SOURCE EXCERPT

#####

SECTION 4. COMPENSATION.
For the services provided under this Agreement, the Adviser will pay to
FIM a fee at the annual rate set forth opposite each Fund's name on Schedule 1
multiplied times such Fund's average daily net assets. Such fee will accrue
daily and will be paid monthly to FIM on or before the last business day of the
next succeeding calendar month. If this Agreement is effective for only a
portion of a month, the fee will be prorated for the portion of such month
during which this Agreement is in effect.
SECTION 5. INFORMATION AND REPORTS.
(a) The Adviser will promptly notify FIM of any material change in
any of the documents listed on Schedule 2 to this Agreement
and will provide FIM with copies of any such modified
document. The Adviser will also provide FIM with a list, to
the best of the Adviser's knowledge, of all affiliated persons
of Adviser (and any affiliated person of such an affiliated
person) and will promptly update the list whenever the Adviser
becomes aware of any additional affiliated persons.

#####

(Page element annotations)
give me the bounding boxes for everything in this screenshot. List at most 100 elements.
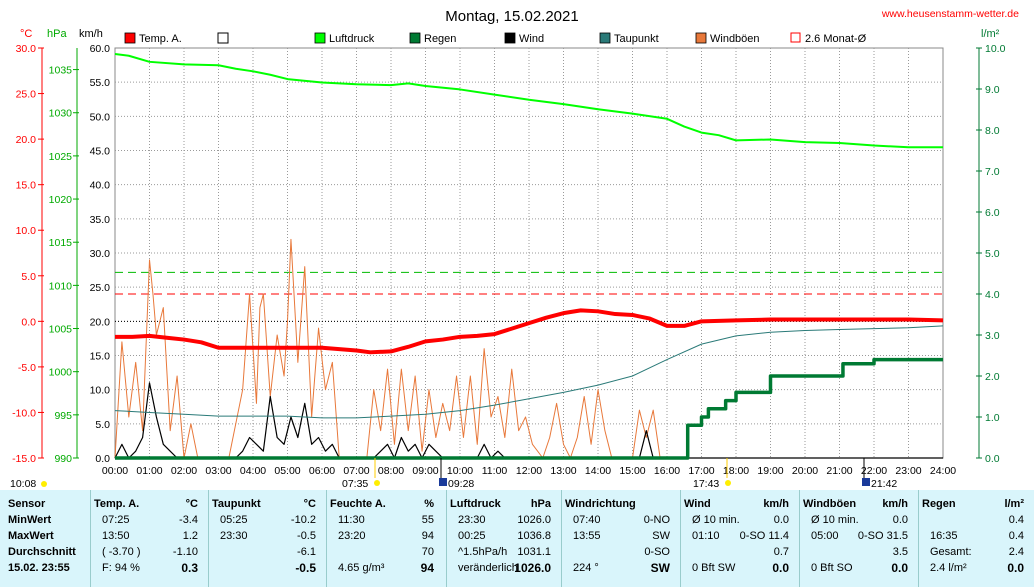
press-tick: 1000 (49, 367, 73, 379)
table-cell-value: 0.7 (773, 546, 789, 558)
table-cell-label: 0 Bft SW (692, 562, 736, 574)
table-cell-label: 4.65 g/m³ (338, 562, 385, 574)
press-tick: 990 (54, 453, 72, 465)
time-tick: 20:00 (792, 465, 818, 477)
table-cell-value: 0-NO (643, 514, 670, 526)
table-cell-label: ^1.5hPa/h (458, 546, 508, 558)
time-tick: 08:00 (378, 465, 404, 477)
table-cell: MinWert (8, 514, 52, 526)
table-cell-value: -0.5 (297, 530, 316, 542)
table-cell-value: 0.0 (891, 561, 908, 575)
legend-label: Wind (519, 33, 544, 45)
table-cell-label: 224 ° (573, 562, 599, 574)
legend-swatch (124, 32, 136, 44)
table-cell: 16:35 0.4 (922, 528, 1030, 544)
time-tick: 00:00 (102, 465, 128, 477)
legend-label: 2.6 Monat-Ø (805, 33, 867, 45)
table-cell: Ø 10 min. 0.0 (684, 512, 795, 528)
table-header: Windböen km/h (803, 496, 914, 512)
table-cell-label: 0 Bft SO (811, 562, 853, 574)
time-tick: 15:00 (619, 465, 645, 477)
press-tick: 995 (54, 410, 72, 422)
table-header: Feuchte A.% (330, 496, 440, 512)
table-cell-label: 05:25 (220, 514, 248, 526)
press-tick: 1025 (49, 151, 73, 163)
table-cell-value: 0-SO (644, 546, 670, 558)
table-cell: ^1.5hPa/h 1031.1 (450, 544, 557, 560)
table-cell-label: 13:55 (573, 530, 601, 542)
series-taupunkt (114, 325, 944, 419)
time-tick: 11:00 (482, 465, 508, 477)
table-cell: 0.4 (922, 512, 1030, 528)
table-header-unit: km/h (882, 498, 908, 510)
legend-swatch (217, 32, 229, 44)
legend-swatch (409, 32, 421, 44)
time-tick: 07:00 (343, 465, 369, 477)
legend-label: Taupunkt (614, 33, 659, 45)
time-tick: 14:00 (585, 465, 611, 477)
table-col-dew: Taupunkt °C 05:25 -10.2 23:30 -0.5 -6.1 -0.5 (212, 490, 322, 587)
site-url: www.heusenstamm-wetter.de (881, 8, 1019, 20)
wind-tick: 55.0 (90, 77, 111, 89)
table-header-label: Temp. A. (94, 498, 140, 510)
rain-tick: 5.0 (985, 248, 1000, 260)
table-cell: 00:25 1036.8 (450, 528, 557, 544)
table-header-label: Feuchte A. (330, 498, 386, 510)
table-cell-value: 0-SO 11.4 (739, 530, 789, 542)
m4-time: 21:42 (871, 478, 897, 490)
sunrise-time: 07:35 (342, 478, 368, 490)
wind-tick: 40.0 (90, 180, 111, 192)
table-separator (680, 490, 681, 587)
wind-tick: 45.0 (90, 146, 111, 158)
table-cell-value: -1.10 (172, 546, 198, 558)
m2-icon (439, 478, 447, 486)
rain-tick: 7.0 (985, 166, 1000, 178)
press-tick: 1015 (49, 237, 73, 249)
temp-tick: 10.0 (16, 225, 37, 237)
table-cell-value: 1.2 (182, 530, 198, 542)
table-cell: F: 94 % 0.3 (94, 560, 204, 576)
table-cell-value: 0.0 (773, 514, 789, 526)
wind-tick: 50.0 (90, 111, 111, 123)
wind-tick: 10.0 (90, 385, 111, 397)
table-cell-value: 1026.0 (514, 561, 551, 575)
table-cell: 23:30 -0.5 (212, 528, 322, 544)
wind-tick: 20.0 (90, 316, 111, 328)
table-col-press: Luftdruck hPa 23:30 1026.0 00:25 1036.8 ^1.5hP… (450, 490, 557, 587)
table-cell-value: SW (650, 561, 670, 575)
table-col-temp: Temp. A. °C 07:25 -3.4 13:50 1.2 ( -3.70 ) -1.1… (94, 490, 204, 587)
table-cell: 07:40 0-NO (565, 512, 676, 528)
legend-swatch (599, 32, 611, 44)
table-header-label: Regen (922, 498, 956, 510)
table-header-label: Luftdruck (450, 498, 501, 510)
wind-tick: 15.0 (90, 351, 111, 363)
table-col-sensor: Sensor MinWert MaxWert Durchschnitt 15.02. 2… (8, 490, 92, 587)
table-cell: 05:25 -10.2 (212, 512, 322, 528)
rain-tick: 8.0 (985, 125, 1000, 137)
marker-left-dot (41, 481, 47, 487)
table-header-unit: % (424, 498, 434, 510)
table-cell-value: 94 (420, 561, 434, 575)
table-cell-value: 0.0 (1007, 561, 1024, 575)
table-cell-value: 94 (421, 530, 434, 542)
table-cell: -0.5 (212, 560, 322, 576)
table-cell-value: 1036.8 (517, 530, 551, 542)
table-cell: 0-SO (565, 544, 676, 560)
temp-tick: -15.0 (12, 453, 36, 465)
time-tick: 01:00 (136, 465, 162, 477)
series-luftdruck (114, 53, 943, 149)
rain-tick: 6.0 (985, 207, 1000, 219)
table-cell-label: 11:30 (338, 514, 365, 526)
time-tick: 09:00 (412, 465, 438, 477)
table-cell: Gesamt: 2.4 (922, 544, 1030, 560)
table-header-unit: km/h (763, 498, 789, 510)
table-header-label: Windrichtung (565, 498, 636, 510)
legend-swatch (790, 32, 801, 43)
temp-tick: 20.0 (16, 134, 37, 146)
wind-unit: km/h (79, 28, 103, 40)
press-tick: 1010 (49, 280, 73, 292)
table-separator (208, 490, 209, 587)
table-cell-label: veränderlich (458, 562, 518, 574)
table-cell: 70 (330, 544, 440, 560)
table-header: Taupunkt °C (212, 496, 322, 512)
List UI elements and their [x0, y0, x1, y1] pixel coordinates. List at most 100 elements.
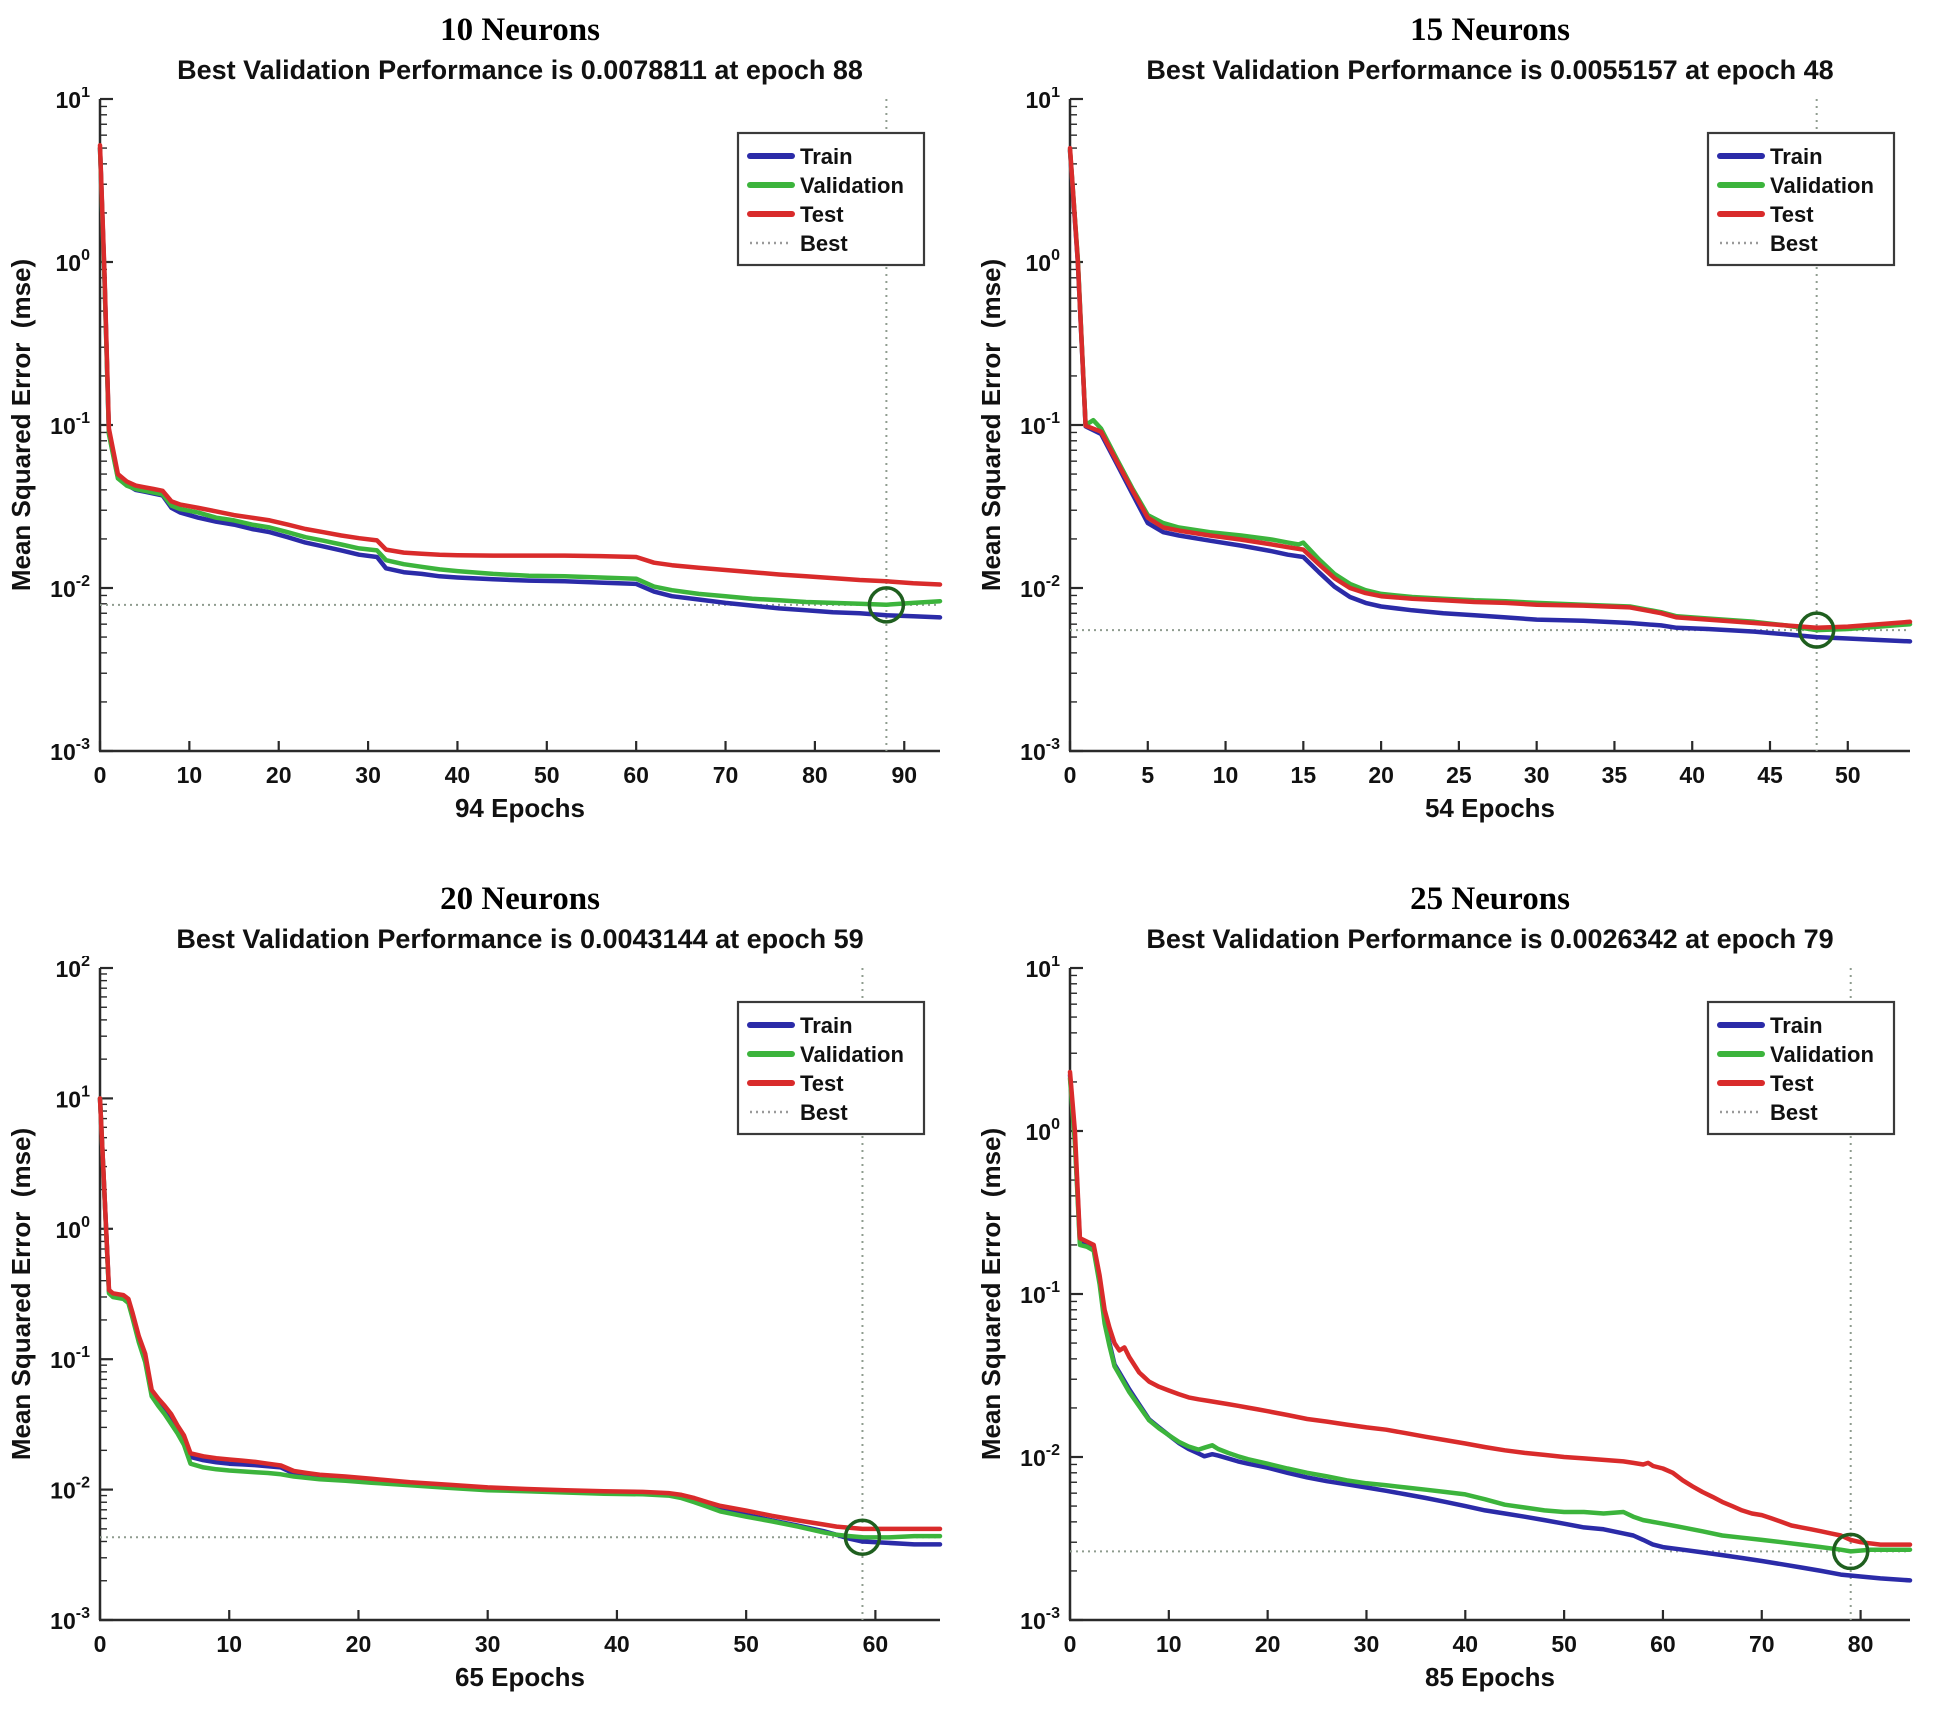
y-tick-label: 100 — [1026, 1116, 1061, 1145]
legend: Train Validation Test Best — [1706, 131, 1896, 267]
legend-item-best: Best — [750, 1100, 848, 1125]
y-tick-label: 10-1 — [50, 410, 90, 439]
legend-item-validation: Validation — [1717, 1042, 1874, 1067]
legend-item-test: Test — [1717, 202, 1814, 227]
y-tick-label: 100 — [1026, 247, 1061, 276]
test-curve — [97, 1096, 943, 1532]
y-tick-label: 10-2 — [50, 573, 90, 602]
y-tick-label: 101 — [1026, 87, 1061, 113]
figure-subtitle: Best Validation Performance is 0.0078811… — [177, 55, 863, 85]
x-tick-label: 20 — [1368, 762, 1394, 788]
x-tick-label: 5 — [1141, 762, 1154, 788]
test-curve — [1067, 1069, 1913, 1547]
validation-curve — [97, 1096, 943, 1540]
x-tick-label: 30 — [1354, 1631, 1380, 1657]
plot-canvas-15-neurons: 10-3 10-2 10-1 100 101 0 5 10 15 20 25 30 35 40 45 50 54… — [976, 87, 1913, 823]
validation-curve — [1067, 1076, 1913, 1554]
y-tick-label: 101 — [56, 1083, 91, 1112]
x-tick-label: 10 — [1213, 762, 1239, 788]
figure-title: 20 Neurons — [440, 881, 600, 917]
x-tick-label: 35 — [1602, 762, 1628, 788]
legend-item-validation: Validation — [747, 173, 904, 198]
x-tick-label: 20 — [346, 1631, 372, 1657]
x-tick-label: 15 — [1291, 762, 1317, 788]
figure-subtitle: Best Validation Performance is 0.0055157… — [1146, 55, 1834, 85]
x-tick-label: 70 — [1749, 1631, 1775, 1657]
y-tick-label: 10-1 — [1020, 410, 1060, 439]
x-tick-label: 0 — [94, 1631, 107, 1657]
x-tick-label: 50 — [1835, 762, 1861, 788]
x-axis-label: 54 Epochs — [1425, 793, 1555, 823]
figure-20-neurons: 20 Neurons Best Validation Performance i… — [0, 855, 970, 1719]
test-curve — [1067, 145, 1913, 631]
x-tick-label: 50 — [733, 1631, 759, 1657]
x-tick-label: 60 — [863, 1631, 889, 1657]
legend-item-test: Test — [1717, 1071, 1814, 1096]
x-axis-label: 65 Epochs — [455, 1662, 585, 1692]
x-tick-label: 45 — [1757, 762, 1783, 788]
x-tick-label: 20 — [1255, 1631, 1281, 1657]
x-tick-label: 10 — [216, 1631, 242, 1657]
x-tick-label: 60 — [623, 762, 649, 788]
figure-title: 10 Neurons — [440, 12, 600, 48]
train-curve — [1067, 148, 1913, 644]
y-tick-label: 10-2 — [50, 1475, 90, 1504]
legend-label: Best — [1770, 231, 1818, 256]
validation-curve — [97, 145, 943, 607]
y-axis-label: Mean Squared Error (mse) — [6, 259, 36, 591]
best-point-circle — [1831, 1532, 1870, 1571]
legend-item-validation: Validation — [747, 1042, 904, 1067]
legend-item-best: Best — [1720, 1100, 1818, 1125]
y-tick-label: 10-2 — [1020, 1442, 1060, 1471]
figure-title: 15 Neurons — [1410, 12, 1570, 48]
figure-subtitle: Best Validation Performance is 0.0026342… — [1146, 924, 1834, 954]
test-curve — [97, 143, 943, 587]
legend: Train Validation Test Best — [736, 131, 926, 267]
y-tick-label: 10-3 — [1020, 1605, 1060, 1634]
legend-label: Test — [1770, 1071, 1814, 1096]
x-tick-label: 10 — [177, 762, 203, 788]
legend-item-validation: Validation — [1717, 173, 1874, 198]
legend-label: Best — [800, 231, 848, 256]
legend-item-best: Best — [1720, 231, 1818, 256]
legend-label: Test — [800, 202, 844, 227]
x-tick-label: 30 — [355, 762, 381, 788]
x-tick-label: 60 — [1650, 1631, 1676, 1657]
y-tick-label: 101 — [56, 87, 91, 113]
x-axis-label: 85 Epochs — [1425, 1662, 1555, 1692]
y-tick-label: 10-2 — [1020, 573, 1060, 602]
y-tick-label: 101 — [1026, 956, 1061, 982]
legend-item-test: Test — [747, 1071, 844, 1096]
x-tick-label: 0 — [1064, 762, 1077, 788]
figure-15-neurons: 15 Neurons Best Validation Performance i… — [970, 0, 1940, 855]
y-tick-label: 102 — [56, 956, 91, 982]
legend-item-train: Train — [747, 144, 853, 169]
x-tick-label: 30 — [475, 1631, 501, 1657]
legend-label: Validation — [800, 1042, 904, 1067]
legend-label: Train — [800, 1013, 853, 1038]
best-point-circle — [1797, 611, 1836, 649]
y-tick-label: 10-1 — [1020, 1279, 1060, 1308]
figure-title: 25 Neurons — [1410, 881, 1570, 917]
x-tick-label: 0 — [1064, 1631, 1077, 1657]
x-tick-label: 40 — [1679, 762, 1705, 788]
legend-label: Best — [800, 1100, 848, 1125]
y-tick-label: 100 — [56, 247, 91, 276]
axes: 10-3 10-2 10-1 100 101 0 5 10 15 20 25 30 35 40 45 50 — [1020, 87, 1910, 788]
y-axis-label: Mean Squared Error (mse) — [6, 1128, 36, 1460]
legend-label: Test — [800, 1071, 844, 1096]
legend-item-best: Best — [750, 231, 848, 256]
train-curve — [1067, 1072, 1913, 1583]
y-axis-label: Mean Squared Error (mse) — [976, 259, 1006, 591]
x-tick-label: 50 — [1551, 1631, 1577, 1657]
legend: Train Validation Test Best — [736, 1000, 926, 1136]
figure-10-neurons: 10 Neurons Best Validation Performance i… — [0, 0, 970, 855]
legend-label: Test — [1770, 202, 1814, 227]
train-curve — [97, 1096, 943, 1547]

#####

YOUR TASK
Reproduce the agreement excerpt word for word, starting at "(a) The Adviser" and ending at "additional affiliated persons.".

SOLUTION TO THIS EXERCISE
(a) The Adviser will promptly notify FIM of any material change in
any of the documents listed on Schedule 2 to this Agreement
and will provide FIM with copies of any such modified
document. The Adviser will also provide FIM with a list, to
the best of the Adviser's knowledge, of all affiliated persons
of Adviser (and any affiliated person of such an affiliated
person) and will promptly update the list whenever the Adviser
becomes aware of any additional affiliated persons.